- [Problem to work on]: Return all of the data exactly as written, without the pictures.

- [Information provided]:

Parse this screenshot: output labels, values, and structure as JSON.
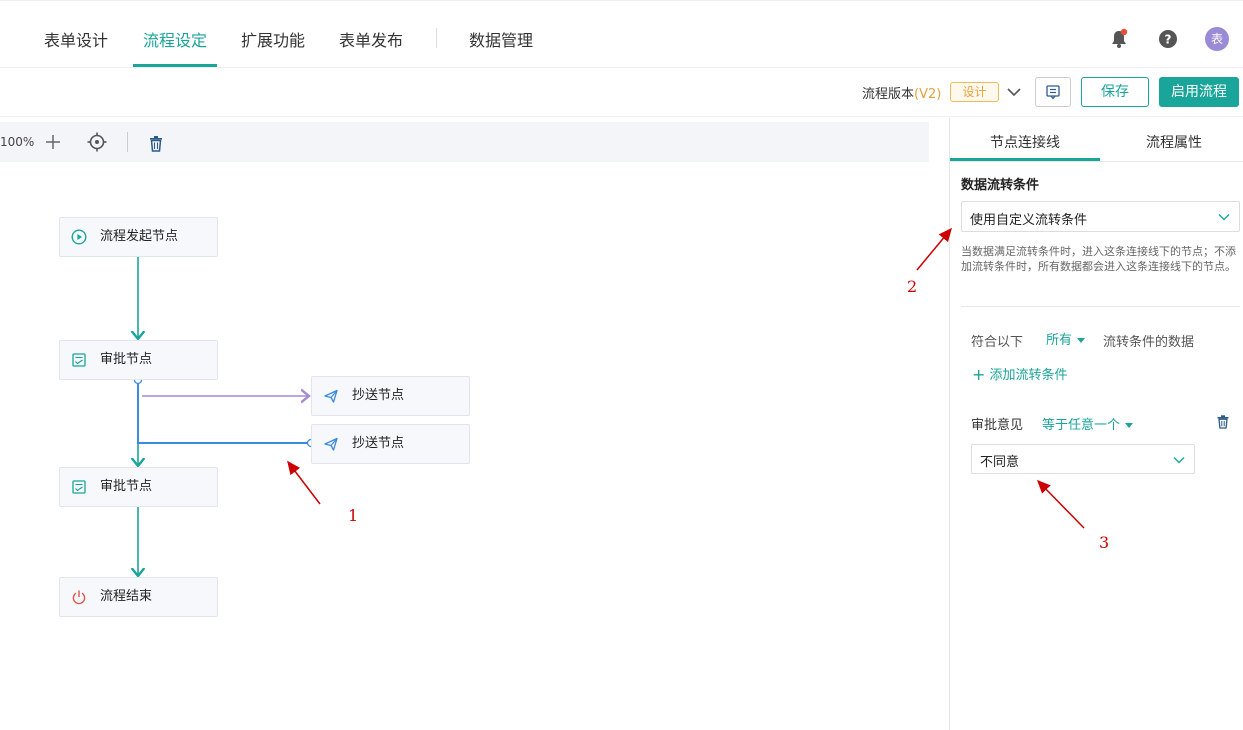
{
  "topnav": {
    "tabs": [
      {
        "label": "表单设计"
      },
      {
        "label": "流程设定"
      },
      {
        "label": "扩展功能"
      },
      {
        "label": "表单发布"
      },
      {
        "label": "数据管理"
      }
    ],
    "active_tab": "流程设定",
    "avatar_text": "表"
  },
  "toolbar": {
    "version_prefix": "流程版本",
    "version_value": "(V2)",
    "design_badge": "设计",
    "save_label": "保存",
    "enable_label": "启用流程"
  },
  "canvas": {
    "zoom": "100%",
    "nodes": {
      "start": "流程发起节点",
      "approve1": "审批节点",
      "cc1": "抄送节点",
      "cc2": "抄送节点",
      "approve2": "审批节点",
      "end": "流程结束"
    }
  },
  "annotations": [
    "1",
    "2",
    "3"
  ],
  "side_panel": {
    "tabs": [
      {
        "label": "节点连接线"
      },
      {
        "label": "流程属性"
      }
    ],
    "section_title": "数据流转条件",
    "condition_mode": "使用自定义流转条件",
    "help_text": "当数据满足流转条件时，进入这条连接线下的节点；不添加流转条件时，所有数据都会进入这条连接线下的节点。",
    "match_prefix": "符合以下",
    "match_mode": "所有",
    "match_suffix": "流转条件的数据",
    "add_condition": "添加流转条件",
    "condition_field": "审批意见",
    "condition_operator": "等于任意一个",
    "condition_value": "不同意"
  },
  "colors": {
    "accent": "#1aa59a",
    "connector_purple": "#a58ad0",
    "connector_blue": "#3b8be0",
    "annotation_red": "#cc0000"
  }
}
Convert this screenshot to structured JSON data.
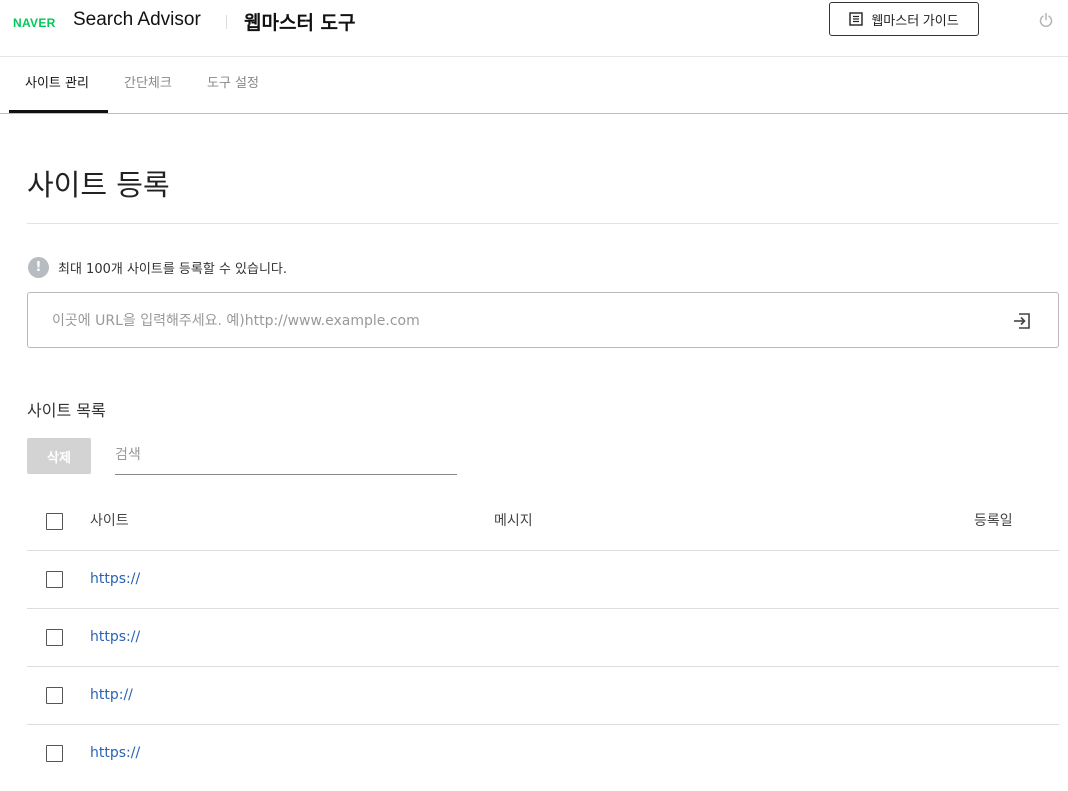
{
  "header": {
    "logo": "NAVER",
    "app_name": "Search Advisor",
    "tool_title": "웹마스터 도구",
    "guide_button": "웹마스터 가이드"
  },
  "tabs": [
    {
      "label": "사이트 관리",
      "active": true
    },
    {
      "label": "간단체크",
      "active": false
    },
    {
      "label": "도구 설정",
      "active": false
    }
  ],
  "page": {
    "title": "사이트 등록",
    "notice": "최대 100개 사이트를 등록할 수 있습니다.",
    "url_placeholder": "이곳에 URL을 입력해주세요. 예)http://www.example.com"
  },
  "site_list": {
    "title": "사이트 목록",
    "delete_button": "삭제",
    "search_placeholder": "검색",
    "columns": [
      "사이트",
      "메시지",
      "등록일"
    ],
    "rows": [
      {
        "site": "https://"
      },
      {
        "site": "https://"
      },
      {
        "site": "http://"
      },
      {
        "site": "https://"
      }
    ]
  },
  "colors": {
    "brand": "#03c75a",
    "link": "#2a62b4",
    "disabled_button": "#d3d3d3"
  }
}
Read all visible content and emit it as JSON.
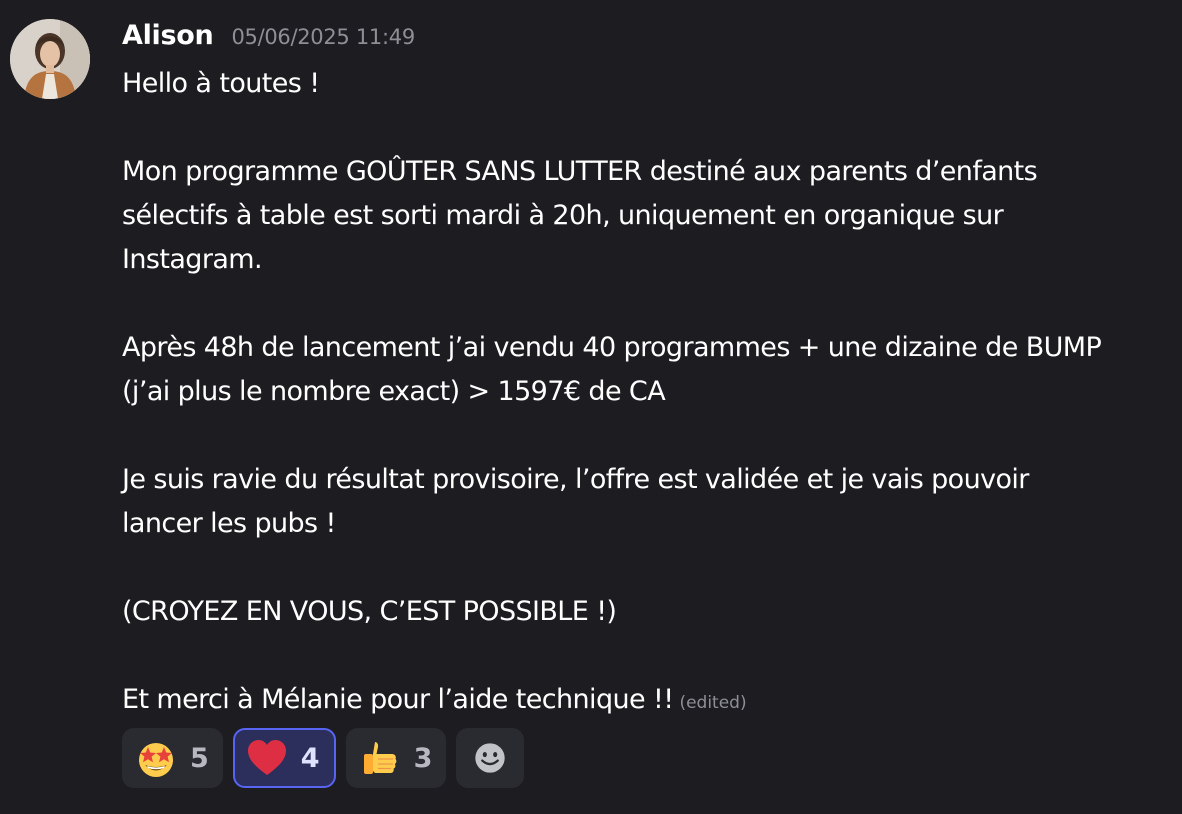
{
  "message": {
    "author": "Alison",
    "timestamp": "05/06/2025 11:49",
    "avatar_icon": "user-avatar",
    "lines": [
      "Hello à toutes !",
      "",
      "Mon programme GOÛTER SANS LUTTER destiné aux parents d’enfants",
      "sélectifs à table est sorti mardi à 20h, uniquement en organique sur",
      "Instagram.",
      "",
      "Après 48h de lancement j’ai vendu 40 programmes + une dizaine de BUMP",
      "(j’ai plus le nombre exact) > 1597€ de CA",
      "",
      "Je suis ravie du résultat provisoire, l’offre est validée et je vais pouvoir",
      "lancer les pubs !",
      "",
      "(CROYEZ EN VOUS, C’EST POSSIBLE !)",
      "",
      "Et merci à Mélanie pour l’aide technique !!"
    ],
    "edited_label": "(edited)"
  },
  "reactions": [
    {
      "emoji": "star-struck-icon",
      "count": "5",
      "active": false
    },
    {
      "emoji": "red-heart-icon",
      "count": "4",
      "active": true
    },
    {
      "emoji": "thumbs-up-icon",
      "count": "3",
      "active": false
    }
  ],
  "add_reaction_icon": "add-reaction-smiley-icon",
  "colors": {
    "background": "#1c1c21",
    "text": "#ffffff",
    "muted": "#8e8f96",
    "reaction_bg": "#2a2a31",
    "active_border": "#5865f2"
  }
}
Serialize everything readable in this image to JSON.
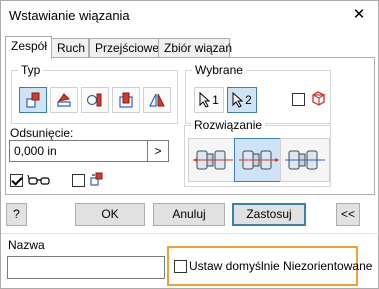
{
  "window": {
    "title": "Wstawianie wiązania",
    "close_glyph": "✕"
  },
  "tabs": [
    {
      "label": "Zespół",
      "active": true
    },
    {
      "label": "Ruch",
      "active": false
    },
    {
      "label": "Przejściowe",
      "active": false
    },
    {
      "label": "Zbiór wiązań",
      "active": false
    }
  ],
  "type_group": {
    "legend": "Typ",
    "buttons": [
      {
        "name": "mate-constraint-icon",
        "pressed": true
      },
      {
        "name": "angle-constraint-icon",
        "pressed": false
      },
      {
        "name": "tangent-constraint-icon",
        "pressed": false
      },
      {
        "name": "insert-constraint-icon",
        "pressed": false
      },
      {
        "name": "symmetry-constraint-icon",
        "pressed": false
      }
    ]
  },
  "selections_group": {
    "legend": "Wybrane",
    "select1_label": "1",
    "select2_label": "2",
    "select2_pressed": true,
    "pick_part_first_checked": false
  },
  "offset": {
    "label": "Odsunięcie:",
    "value": "0,000 in",
    "arrow_glyph": ">"
  },
  "show_preview_checked": true,
  "predict_offset_checked": false,
  "solution_group": {
    "legend": "Rozwiązanie",
    "options": [
      {
        "name": "solution-mate-icon",
        "pressed": false
      },
      {
        "name": "solution-flush-icon",
        "pressed": true
      },
      {
        "name": "solution-undirected-icon",
        "pressed": false
      }
    ]
  },
  "footer": {
    "help_glyph": "?",
    "ok_label": "OK",
    "cancel_label": "Anuluj",
    "apply_label": "Zastosuj",
    "collapse_label": "<<"
  },
  "name_section": {
    "label": "Nazwa",
    "value": "",
    "default_undirected_label": "Ustaw domyślnie Niezorientowane",
    "default_undirected_checked": false
  },
  "colors": {
    "accent": "#3c7fb1",
    "highlight": "#f0a030",
    "part_red": "#d23a2c",
    "part_blue": "#2a62c9"
  }
}
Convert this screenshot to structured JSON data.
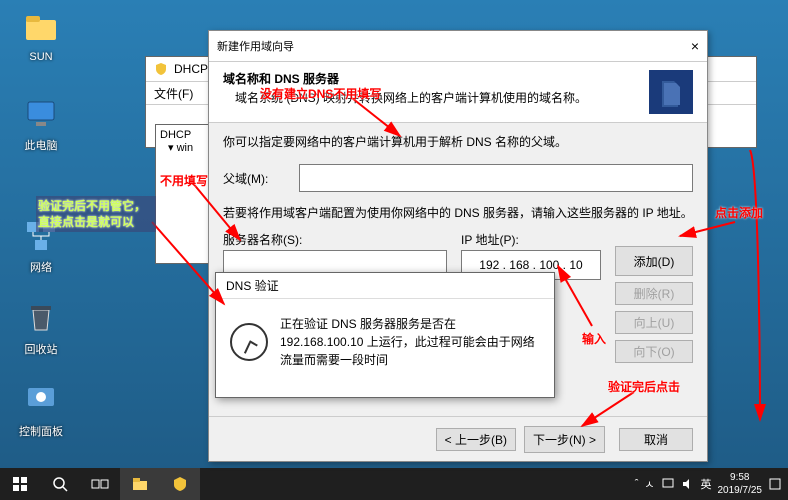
{
  "desktop": {
    "icons": [
      "SUN",
      "此电脑",
      "网络",
      "回收站",
      "控制面板"
    ]
  },
  "annotations": {
    "a1": "没有建立DNS不用填写",
    "a2": "不用填写",
    "a3": "验证完后不用管它，直接点击是就可以",
    "a4": "点击添加",
    "a5": "输入",
    "a6": "验证完后点击"
  },
  "bgwin": {
    "title": "DHCP",
    "menu_file": "文件(F)",
    "tree1": "DHCP",
    "tree2": "win"
  },
  "wizard": {
    "title": "新建作用域向导",
    "close": "×",
    "head1": "域名称和 DNS 服务器",
    "head2": "域名系统 (DNS) 映射并转换网络上的客户端计算机使用的域名称。",
    "body_intro": "你可以指定要网络中的客户端计算机用于解析 DNS 名称的父域。",
    "parent_label": "父域(M):",
    "parent_value": "",
    "body_mid": "若要将作用域客户端配置为使用你网络中的 DNS 服务器，请输入这些服务器的 IP 地址。",
    "server_label": "服务器名称(S):",
    "server_value": "",
    "ip_label": "IP 地址(P):",
    "ip_value": "192 . 168 . 100 . 10",
    "btn_add": "添加(D)",
    "btn_del": "删除(R)",
    "btn_up": "向上(U)",
    "btn_down": "向下(O)",
    "btn_back": "< 上一步(B)",
    "btn_next": "下一步(N) >",
    "btn_cancel": "取消"
  },
  "dns_dialog": {
    "title": "DNS 验证",
    "message": "正在验证 DNS 服务器服务是否在 192.168.100.10 上运行，此过程可能会由于网络流量而需要一段时间"
  },
  "taskbar": {
    "ime1": "ㅅ",
    "ime2": "英",
    "time": "9:58",
    "date": "2019/7/25"
  }
}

- [Result of the exercise]:
Parse this screenshot: output labels, values, and structure as JSON.
{
  "topnav": {
    "tabs": [
      {
        "label": "表单设计"
      },
      {
        "label": "流程设定"
      },
      {
        "label": "扩展功能"
      },
      {
        "label": "表单发布"
      },
      {
        "label": "数据管理"
      }
    ],
    "active_tab": "流程设定",
    "avatar_text": "表"
  },
  "toolbar": {
    "version_prefix": "流程版本",
    "version_value": "(V2)",
    "design_badge": "设计",
    "save_label": "保存",
    "enable_label": "启用流程"
  },
  "canvas": {
    "zoom": "100%",
    "nodes": {
      "start": "流程发起节点",
      "approve1": "审批节点",
      "cc1": "抄送节点",
      "cc2": "抄送节点",
      "approve2": "审批节点",
      "end": "流程结束"
    }
  },
  "annotations": [
    "1",
    "2",
    "3"
  ],
  "side_panel": {
    "tabs": [
      {
        "label": "节点连接线"
      },
      {
        "label": "流程属性"
      }
    ],
    "section_title": "数据流转条件",
    "condition_mode": "使用自定义流转条件",
    "help_text": "当数据满足流转条件时，进入这条连接线下的节点；不添加流转条件时，所有数据都会进入这条连接线下的节点。",
    "match_prefix": "符合以下",
    "match_mode": "所有",
    "match_suffix": "流转条件的数据",
    "add_condition": "添加流转条件",
    "condition_field": "审批意见",
    "condition_operator": "等于任意一个",
    "condition_value": "不同意"
  },
  "colors": {
    "accent": "#1aa59a",
    "connector_purple": "#a58ad0",
    "connector_blue": "#3b8be0",
    "annotation_red": "#cc0000"
  }
}
Convert this screenshot to structured JSON data.
{
  "header": {
    "logo": "NAVER",
    "app_name": "Search Advisor",
    "tool_title": "웹마스터 도구",
    "guide_button": "웹마스터 가이드"
  },
  "tabs": [
    {
      "label": "사이트 관리",
      "active": true
    },
    {
      "label": "간단체크",
      "active": false
    },
    {
      "label": "도구 설정",
      "active": false
    }
  ],
  "page": {
    "title": "사이트 등록",
    "notice": "최대 100개 사이트를 등록할 수 있습니다.",
    "url_placeholder": "이곳에 URL을 입력해주세요. 예)http://www.example.com"
  },
  "site_list": {
    "title": "사이트 목록",
    "delete_button": "삭제",
    "search_placeholder": "검색",
    "columns": [
      "사이트",
      "메시지",
      "등록일"
    ],
    "rows": [
      {
        "site": "https://"
      },
      {
        "site": "https://"
      },
      {
        "site": "http://"
      },
      {
        "site": "https://"
      }
    ]
  },
  "colors": {
    "brand": "#03c75a",
    "link": "#2a62b4",
    "disabled_button": "#d3d3d3"
  }
}
Read all visible content and emit it as JSON.
{
  "message": {
    "author": "Alison",
    "timestamp": "05/06/2025 11:49",
    "avatar_icon": "user-avatar",
    "lines": [
      "Hello à toutes !",
      "",
      "Mon programme GOÛTER SANS LUTTER destiné aux parents d’enfants",
      "sélectifs à table est sorti mardi à 20h, uniquement en organique sur",
      "Instagram.",
      "",
      "Après 48h de lancement j’ai vendu 40 programmes + une dizaine de BUMP",
      "(j’ai plus le nombre exact) > 1597€ de CA",
      "",
      "Je suis ravie du résultat provisoire, l’offre est validée et je vais pouvoir",
      "lancer les pubs !",
      "",
      "(CROYEZ EN VOUS, C’EST POSSIBLE !)",
      "",
      "Et merci à Mélanie pour l’aide technique !!"
    ],
    "edited_label": "(edited)"
  },
  "reactions": [
    {
      "emoji": "star-struck-icon",
      "count": "5",
      "active": false
    },
    {
      "emoji": "red-heart-icon",
      "count": "4",
      "active": true
    },
    {
      "emoji": "thumbs-up-icon",
      "count": "3",
      "active": false
    }
  ],
  "add_reaction_icon": "add-reaction-smiley-icon",
  "colors": {
    "background": "#1c1c21",
    "text": "#ffffff",
    "muted": "#8e8f96",
    "reaction_bg": "#2a2a31",
    "active_border": "#5865f2"
  }
}
Serialize everything readable in this image to JSON.
{
  "window": {
    "title": "Wstawianie wiązania",
    "close_glyph": "✕"
  },
  "tabs": [
    {
      "label": "Zespół",
      "active": true
    },
    {
      "label": "Ruch",
      "active": false
    },
    {
      "label": "Przejściowe",
      "active": false
    },
    {
      "label": "Zbiór wiązań",
      "active": false
    }
  ],
  "type_group": {
    "legend": "Typ",
    "buttons": [
      {
        "name": "mate-constraint-icon",
        "pressed": true
      },
      {
        "name": "angle-constraint-icon",
        "pressed": false
      },
      {
        "name": "tangent-constraint-icon",
        "pressed": false
      },
      {
        "name": "insert-constraint-icon",
        "pressed": false
      },
      {
        "name": "symmetry-constraint-icon",
        "pressed": false
      }
    ]
  },
  "selections_group": {
    "legend": "Wybrane",
    "select1_label": "1",
    "select2_label": "2",
    "select2_pressed": true,
    "pick_part_first_checked": false
  },
  "offset": {
    "label": "Odsunięcie:",
    "value": "0,000 in",
    "arrow_glyph": ">"
  },
  "show_preview_checked": true,
  "predict_offset_checked": false,
  "solution_group": {
    "legend": "Rozwiązanie",
    "options": [
      {
        "name": "solution-mate-icon",
        "pressed": false
      },
      {
        "name": "solution-flush-icon",
        "pressed": true
      },
      {
        "name": "solution-undirected-icon",
        "pressed": false
      }
    ]
  },
  "footer": {
    "help_glyph": "?",
    "ok_label": "OK",
    "cancel_label": "Anuluj",
    "apply_label": "Zastosuj",
    "collapse_label": "<<"
  },
  "name_section": {
    "label": "Nazwa",
    "value": "",
    "default_undirected_label": "Ustaw domyślnie Niezorientowane",
    "default_undirected_checked": false
  },
  "colors": {
    "accent": "#3c7fb1",
    "highlight": "#f0a030",
    "part_red": "#d23a2c",
    "part_blue": "#2a62c9"
  }
}
Convert this screenshot to structured JSON data.
{
  "desktop": {
    "icons": [
      "SUN",
      "此电脑",
      "网络",
      "回收站",
      "控制面板"
    ]
  },
  "annotations": {
    "a1": "没有建立DNS不用填写",
    "a2": "不用填写",
    "a3": "验证完后不用管它，直接点击是就可以",
    "a4": "点击添加",
    "a5": "输入",
    "a6": "验证完后点击"
  },
  "bgwin": {
    "title": "DHCP",
    "menu_file": "文件(F)",
    "tree1": "DHCP",
    "tree2": "win"
  },
  "wizard": {
    "title": "新建作用域向导",
    "close": "×",
    "head1": "域名称和 DNS 服务器",
    "head2": "域名系统 (DNS) 映射并转换网络上的客户端计算机使用的域名称。",
    "body_intro": "你可以指定要网络中的客户端计算机用于解析 DNS 名称的父域。",
    "parent_label": "父域(M):",
    "parent_value": "",
    "body_mid": "若要将作用域客户端配置为使用你网络中的 DNS 服务器，请输入这些服务器的 IP 地址。",
    "server_label": "服务器名称(S):",
    "server_value": "",
    "ip_label": "IP 地址(P):",
    "ip_value": "192 . 168 . 100 . 10",
    "btn_add": "添加(D)",
    "btn_del": "删除(R)",
    "btn_up": "向上(U)",
    "btn_down": "向下(O)",
    "btn_back": "< 上一步(B)",
    "btn_next": "下一步(N) >",
    "btn_cancel": "取消"
  },
  "dns_dialog": {
    "title": "DNS 验证",
    "message": "正在验证 DNS 服务器服务是否在 192.168.100.10 上运行，此过程可能会由于网络流量而需要一段时间"
  },
  "taskbar": {
    "ime1": "ㅅ",
    "ime2": "英",
    "time": "9:58",
    "date": "2019/7/25"
  }
}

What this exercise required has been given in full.